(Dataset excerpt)
┄┄┄┄┄┄┄┄┄┄┄┄┄┄┄┄┄┄┄┄

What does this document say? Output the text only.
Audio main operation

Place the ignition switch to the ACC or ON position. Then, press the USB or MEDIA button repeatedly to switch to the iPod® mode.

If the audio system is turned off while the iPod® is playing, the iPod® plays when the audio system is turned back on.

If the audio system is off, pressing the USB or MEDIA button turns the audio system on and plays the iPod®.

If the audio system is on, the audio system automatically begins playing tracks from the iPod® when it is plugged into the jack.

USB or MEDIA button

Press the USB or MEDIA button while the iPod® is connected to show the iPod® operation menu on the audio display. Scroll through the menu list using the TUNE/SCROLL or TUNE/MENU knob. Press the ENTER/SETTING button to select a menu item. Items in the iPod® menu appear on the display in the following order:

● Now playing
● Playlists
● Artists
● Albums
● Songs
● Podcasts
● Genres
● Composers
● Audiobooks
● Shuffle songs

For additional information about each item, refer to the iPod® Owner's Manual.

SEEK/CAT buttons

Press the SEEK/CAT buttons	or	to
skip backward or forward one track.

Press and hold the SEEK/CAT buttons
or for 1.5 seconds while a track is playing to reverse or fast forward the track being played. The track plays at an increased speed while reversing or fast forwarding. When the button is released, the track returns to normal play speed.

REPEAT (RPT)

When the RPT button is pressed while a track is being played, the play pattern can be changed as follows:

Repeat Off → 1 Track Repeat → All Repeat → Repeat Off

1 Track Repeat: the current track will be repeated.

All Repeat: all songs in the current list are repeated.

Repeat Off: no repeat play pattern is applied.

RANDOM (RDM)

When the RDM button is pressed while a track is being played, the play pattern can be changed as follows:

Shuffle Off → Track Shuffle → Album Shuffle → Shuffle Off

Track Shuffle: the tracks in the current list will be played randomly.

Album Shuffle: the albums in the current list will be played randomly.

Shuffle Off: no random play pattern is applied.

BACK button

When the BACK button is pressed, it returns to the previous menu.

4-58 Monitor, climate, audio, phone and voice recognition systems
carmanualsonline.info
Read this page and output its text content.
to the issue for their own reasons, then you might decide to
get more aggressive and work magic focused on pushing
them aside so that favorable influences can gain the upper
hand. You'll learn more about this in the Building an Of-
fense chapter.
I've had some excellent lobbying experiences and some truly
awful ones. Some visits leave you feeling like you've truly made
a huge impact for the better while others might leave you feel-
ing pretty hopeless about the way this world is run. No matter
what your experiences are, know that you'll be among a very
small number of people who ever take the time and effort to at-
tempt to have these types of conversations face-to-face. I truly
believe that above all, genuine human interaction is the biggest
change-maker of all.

┄┄┄┄┄┄┄┄┄┄┄┄┄┄┄┄┄┄┄┄

Instructions to follow: Copy each line of the data above that holds "might".

Complete answer:
to the issue for their own reasons, then you might decide to
a huge impact for the better while others might leave you feel-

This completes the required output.